### Extracted data entries
--------------------

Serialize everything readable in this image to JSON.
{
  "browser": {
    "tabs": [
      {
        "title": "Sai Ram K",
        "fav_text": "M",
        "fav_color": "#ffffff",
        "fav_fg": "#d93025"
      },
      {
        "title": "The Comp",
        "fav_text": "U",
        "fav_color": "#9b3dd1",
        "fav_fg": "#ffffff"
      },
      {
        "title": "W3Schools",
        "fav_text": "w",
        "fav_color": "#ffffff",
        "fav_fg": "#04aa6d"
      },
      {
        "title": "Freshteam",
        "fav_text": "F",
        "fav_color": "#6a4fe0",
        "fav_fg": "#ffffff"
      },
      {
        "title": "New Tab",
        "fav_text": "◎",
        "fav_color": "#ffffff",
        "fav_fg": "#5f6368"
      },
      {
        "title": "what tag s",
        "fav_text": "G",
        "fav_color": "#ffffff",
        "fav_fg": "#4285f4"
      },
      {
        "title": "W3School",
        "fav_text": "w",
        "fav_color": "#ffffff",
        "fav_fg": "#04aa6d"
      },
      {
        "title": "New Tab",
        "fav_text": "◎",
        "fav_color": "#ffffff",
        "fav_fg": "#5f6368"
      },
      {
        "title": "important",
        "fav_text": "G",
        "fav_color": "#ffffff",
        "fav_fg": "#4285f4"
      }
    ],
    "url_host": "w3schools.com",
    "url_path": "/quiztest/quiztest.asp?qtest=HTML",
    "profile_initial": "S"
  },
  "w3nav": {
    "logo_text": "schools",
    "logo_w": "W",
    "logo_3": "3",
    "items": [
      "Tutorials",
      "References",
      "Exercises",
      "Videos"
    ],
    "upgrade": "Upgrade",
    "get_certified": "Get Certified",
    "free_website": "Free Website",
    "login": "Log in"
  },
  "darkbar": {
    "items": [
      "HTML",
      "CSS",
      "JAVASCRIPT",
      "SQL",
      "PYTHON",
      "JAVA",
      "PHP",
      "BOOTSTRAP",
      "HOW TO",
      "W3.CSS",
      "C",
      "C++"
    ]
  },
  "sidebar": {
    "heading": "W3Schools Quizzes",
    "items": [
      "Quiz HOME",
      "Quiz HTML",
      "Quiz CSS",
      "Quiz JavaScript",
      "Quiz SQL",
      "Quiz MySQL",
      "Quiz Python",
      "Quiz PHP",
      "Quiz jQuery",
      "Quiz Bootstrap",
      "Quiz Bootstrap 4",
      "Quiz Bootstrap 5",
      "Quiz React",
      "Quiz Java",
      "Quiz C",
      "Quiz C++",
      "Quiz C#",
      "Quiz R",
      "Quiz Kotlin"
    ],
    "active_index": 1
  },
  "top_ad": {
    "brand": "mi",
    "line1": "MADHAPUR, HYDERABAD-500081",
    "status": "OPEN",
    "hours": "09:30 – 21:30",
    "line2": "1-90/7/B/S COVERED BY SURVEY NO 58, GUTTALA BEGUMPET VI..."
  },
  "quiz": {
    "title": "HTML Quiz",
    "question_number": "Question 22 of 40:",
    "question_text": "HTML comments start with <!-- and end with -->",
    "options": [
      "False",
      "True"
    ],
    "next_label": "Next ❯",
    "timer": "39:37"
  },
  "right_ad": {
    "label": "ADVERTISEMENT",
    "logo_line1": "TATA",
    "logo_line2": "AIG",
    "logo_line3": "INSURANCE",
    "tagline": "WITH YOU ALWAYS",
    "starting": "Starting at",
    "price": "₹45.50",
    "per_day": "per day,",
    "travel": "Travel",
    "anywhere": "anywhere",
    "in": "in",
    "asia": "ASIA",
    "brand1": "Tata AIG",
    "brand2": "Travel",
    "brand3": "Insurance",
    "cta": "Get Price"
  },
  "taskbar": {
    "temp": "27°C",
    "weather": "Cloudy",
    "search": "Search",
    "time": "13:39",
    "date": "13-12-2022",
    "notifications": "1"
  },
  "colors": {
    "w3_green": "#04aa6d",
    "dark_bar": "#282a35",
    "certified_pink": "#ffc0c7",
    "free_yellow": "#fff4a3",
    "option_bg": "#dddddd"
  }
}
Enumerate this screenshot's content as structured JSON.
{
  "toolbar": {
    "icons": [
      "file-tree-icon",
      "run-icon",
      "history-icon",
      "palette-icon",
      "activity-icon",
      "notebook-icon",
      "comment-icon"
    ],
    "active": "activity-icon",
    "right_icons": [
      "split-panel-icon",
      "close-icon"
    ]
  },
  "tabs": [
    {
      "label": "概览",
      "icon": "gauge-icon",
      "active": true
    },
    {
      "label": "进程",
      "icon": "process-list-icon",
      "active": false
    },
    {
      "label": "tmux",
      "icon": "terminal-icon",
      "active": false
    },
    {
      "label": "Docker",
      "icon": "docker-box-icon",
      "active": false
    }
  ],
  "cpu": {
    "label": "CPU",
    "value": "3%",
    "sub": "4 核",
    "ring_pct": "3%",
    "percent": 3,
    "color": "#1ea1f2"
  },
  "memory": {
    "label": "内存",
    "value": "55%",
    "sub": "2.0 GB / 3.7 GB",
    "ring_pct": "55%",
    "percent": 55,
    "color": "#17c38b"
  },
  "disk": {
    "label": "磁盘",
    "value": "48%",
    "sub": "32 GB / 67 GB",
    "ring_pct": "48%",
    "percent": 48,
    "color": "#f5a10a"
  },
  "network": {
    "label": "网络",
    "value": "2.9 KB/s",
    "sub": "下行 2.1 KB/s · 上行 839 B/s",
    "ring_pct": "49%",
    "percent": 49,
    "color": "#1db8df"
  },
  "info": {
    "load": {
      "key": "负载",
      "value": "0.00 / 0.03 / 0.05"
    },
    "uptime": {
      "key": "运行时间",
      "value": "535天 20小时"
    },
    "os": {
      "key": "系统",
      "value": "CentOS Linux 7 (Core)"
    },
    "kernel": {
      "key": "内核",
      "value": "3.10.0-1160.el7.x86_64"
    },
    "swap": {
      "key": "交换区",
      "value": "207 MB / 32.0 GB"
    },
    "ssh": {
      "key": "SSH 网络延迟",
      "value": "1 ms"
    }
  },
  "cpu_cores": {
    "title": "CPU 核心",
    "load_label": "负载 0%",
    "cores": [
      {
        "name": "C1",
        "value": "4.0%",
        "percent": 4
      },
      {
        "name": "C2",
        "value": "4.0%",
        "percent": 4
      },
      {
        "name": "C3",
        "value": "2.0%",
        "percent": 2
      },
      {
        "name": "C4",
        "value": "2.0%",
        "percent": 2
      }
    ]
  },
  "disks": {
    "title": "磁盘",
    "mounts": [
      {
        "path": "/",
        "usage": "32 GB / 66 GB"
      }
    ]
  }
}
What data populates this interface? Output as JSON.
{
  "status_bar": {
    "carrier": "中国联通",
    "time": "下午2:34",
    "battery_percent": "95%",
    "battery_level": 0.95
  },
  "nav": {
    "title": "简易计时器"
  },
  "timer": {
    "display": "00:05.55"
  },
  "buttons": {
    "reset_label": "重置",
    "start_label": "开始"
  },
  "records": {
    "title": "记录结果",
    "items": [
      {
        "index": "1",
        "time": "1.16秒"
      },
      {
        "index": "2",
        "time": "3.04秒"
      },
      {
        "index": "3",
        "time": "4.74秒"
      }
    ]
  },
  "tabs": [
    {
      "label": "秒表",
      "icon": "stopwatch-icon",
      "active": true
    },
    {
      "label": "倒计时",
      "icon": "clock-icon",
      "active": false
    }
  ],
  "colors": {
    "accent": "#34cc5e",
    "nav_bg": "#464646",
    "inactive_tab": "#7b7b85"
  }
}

--------------------

### Objective
Collect each line above holding the string "this".

### Problem solution
Serialize everything readable in this image to JSON.
Enumerate this screenshot's content as structured JSON.
What data populates this interface? Output as JSON.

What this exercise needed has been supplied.